BEGIN

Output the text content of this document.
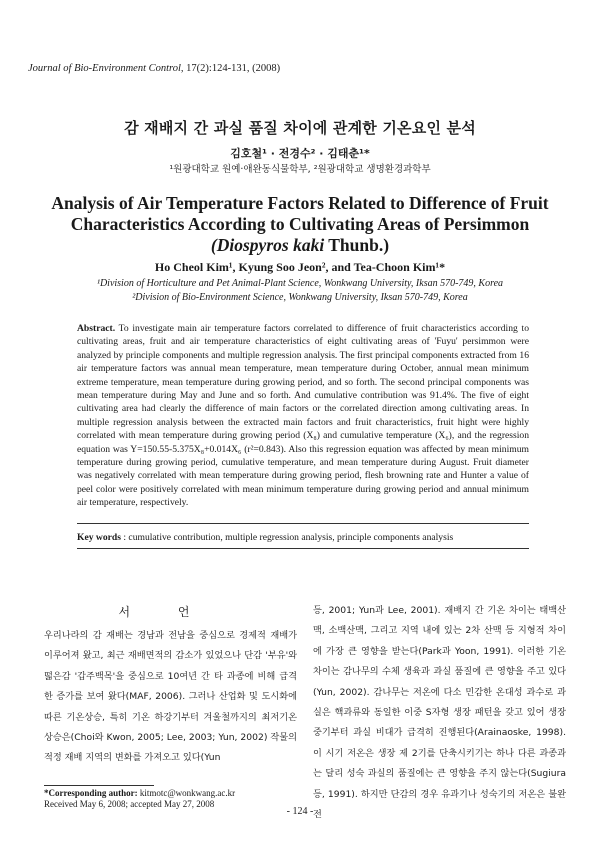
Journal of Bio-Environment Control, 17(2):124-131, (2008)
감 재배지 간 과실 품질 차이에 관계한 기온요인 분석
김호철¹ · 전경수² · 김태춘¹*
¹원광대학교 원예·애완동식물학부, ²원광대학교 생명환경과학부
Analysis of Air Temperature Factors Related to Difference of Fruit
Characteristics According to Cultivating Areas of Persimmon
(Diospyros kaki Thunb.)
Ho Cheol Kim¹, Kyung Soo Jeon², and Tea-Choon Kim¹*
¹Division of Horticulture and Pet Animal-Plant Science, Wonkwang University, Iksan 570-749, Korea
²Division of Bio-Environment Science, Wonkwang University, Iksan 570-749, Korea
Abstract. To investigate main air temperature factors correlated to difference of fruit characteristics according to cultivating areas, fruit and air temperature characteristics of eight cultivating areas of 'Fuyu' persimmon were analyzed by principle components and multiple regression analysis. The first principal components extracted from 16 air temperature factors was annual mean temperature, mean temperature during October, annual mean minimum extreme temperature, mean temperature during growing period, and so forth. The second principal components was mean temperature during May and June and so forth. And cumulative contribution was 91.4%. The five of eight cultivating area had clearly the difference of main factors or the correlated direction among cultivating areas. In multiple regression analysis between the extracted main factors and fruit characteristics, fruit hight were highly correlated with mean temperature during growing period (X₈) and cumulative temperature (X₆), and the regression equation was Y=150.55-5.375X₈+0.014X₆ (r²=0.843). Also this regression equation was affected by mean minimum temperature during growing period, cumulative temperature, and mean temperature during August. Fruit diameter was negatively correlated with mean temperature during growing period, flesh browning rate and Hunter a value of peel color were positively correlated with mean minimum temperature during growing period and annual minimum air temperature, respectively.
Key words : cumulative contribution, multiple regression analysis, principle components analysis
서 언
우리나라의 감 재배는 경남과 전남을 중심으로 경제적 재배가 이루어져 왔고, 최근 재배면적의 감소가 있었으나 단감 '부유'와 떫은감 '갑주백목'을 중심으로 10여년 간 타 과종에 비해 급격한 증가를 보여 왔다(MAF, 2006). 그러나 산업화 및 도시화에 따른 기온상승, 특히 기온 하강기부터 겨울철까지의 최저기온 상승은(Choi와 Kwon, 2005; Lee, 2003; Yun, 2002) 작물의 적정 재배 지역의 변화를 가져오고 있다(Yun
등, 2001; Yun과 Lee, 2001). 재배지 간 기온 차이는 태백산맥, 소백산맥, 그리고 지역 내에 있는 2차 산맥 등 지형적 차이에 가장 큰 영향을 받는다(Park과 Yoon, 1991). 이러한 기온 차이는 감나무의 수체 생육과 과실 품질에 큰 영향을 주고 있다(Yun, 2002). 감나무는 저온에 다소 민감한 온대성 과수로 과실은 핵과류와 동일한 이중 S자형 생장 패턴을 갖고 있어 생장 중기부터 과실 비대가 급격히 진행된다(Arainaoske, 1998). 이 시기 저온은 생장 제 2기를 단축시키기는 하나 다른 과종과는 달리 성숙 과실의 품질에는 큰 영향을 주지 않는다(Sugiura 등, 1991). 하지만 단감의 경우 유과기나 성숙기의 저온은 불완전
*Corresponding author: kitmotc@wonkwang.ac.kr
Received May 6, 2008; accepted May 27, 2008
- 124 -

END
BEGIN

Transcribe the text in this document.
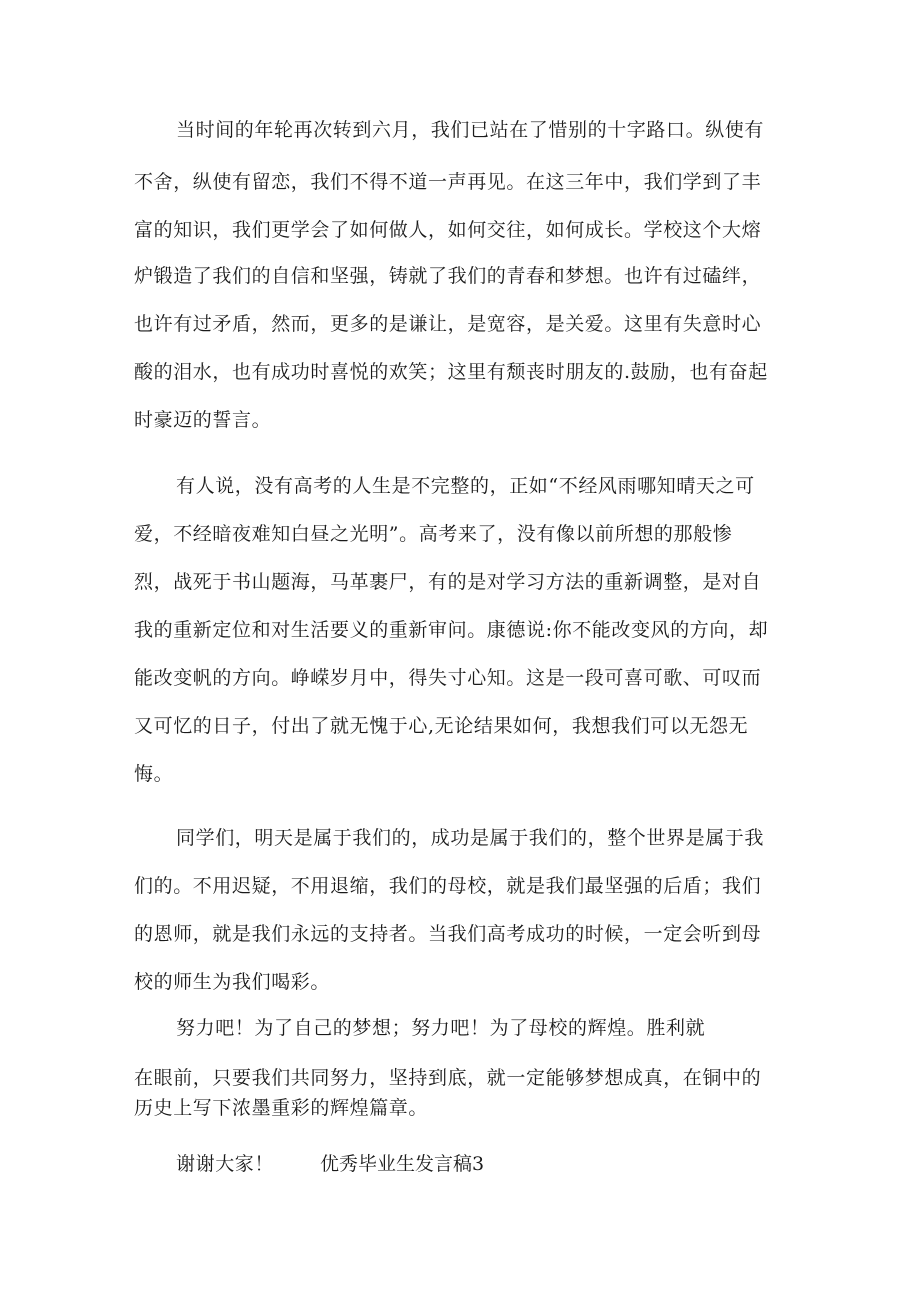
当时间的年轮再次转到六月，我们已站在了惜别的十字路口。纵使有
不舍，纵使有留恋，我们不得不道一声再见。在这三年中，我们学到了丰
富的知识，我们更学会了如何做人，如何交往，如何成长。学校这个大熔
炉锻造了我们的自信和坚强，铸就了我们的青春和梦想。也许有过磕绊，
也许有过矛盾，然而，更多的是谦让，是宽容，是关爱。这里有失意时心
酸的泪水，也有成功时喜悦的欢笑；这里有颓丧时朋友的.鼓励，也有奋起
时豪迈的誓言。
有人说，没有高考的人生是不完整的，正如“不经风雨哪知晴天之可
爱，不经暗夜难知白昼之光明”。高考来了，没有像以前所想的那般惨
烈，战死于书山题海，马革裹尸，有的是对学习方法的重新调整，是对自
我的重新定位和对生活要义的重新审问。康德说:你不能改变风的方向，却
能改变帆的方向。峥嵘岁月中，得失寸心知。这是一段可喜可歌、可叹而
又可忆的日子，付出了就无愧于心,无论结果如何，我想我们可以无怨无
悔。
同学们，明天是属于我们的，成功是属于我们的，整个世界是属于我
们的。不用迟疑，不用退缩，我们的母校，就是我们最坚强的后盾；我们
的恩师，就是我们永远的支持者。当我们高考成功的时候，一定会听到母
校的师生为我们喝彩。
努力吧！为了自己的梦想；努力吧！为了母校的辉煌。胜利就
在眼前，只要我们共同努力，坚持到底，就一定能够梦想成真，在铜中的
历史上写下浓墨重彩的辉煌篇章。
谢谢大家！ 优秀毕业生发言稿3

END

• [Work to complete]
Tally the lines in these entries that have the string "Environment" in them, then answer with the count and nothing else.

• [Result for this task]
2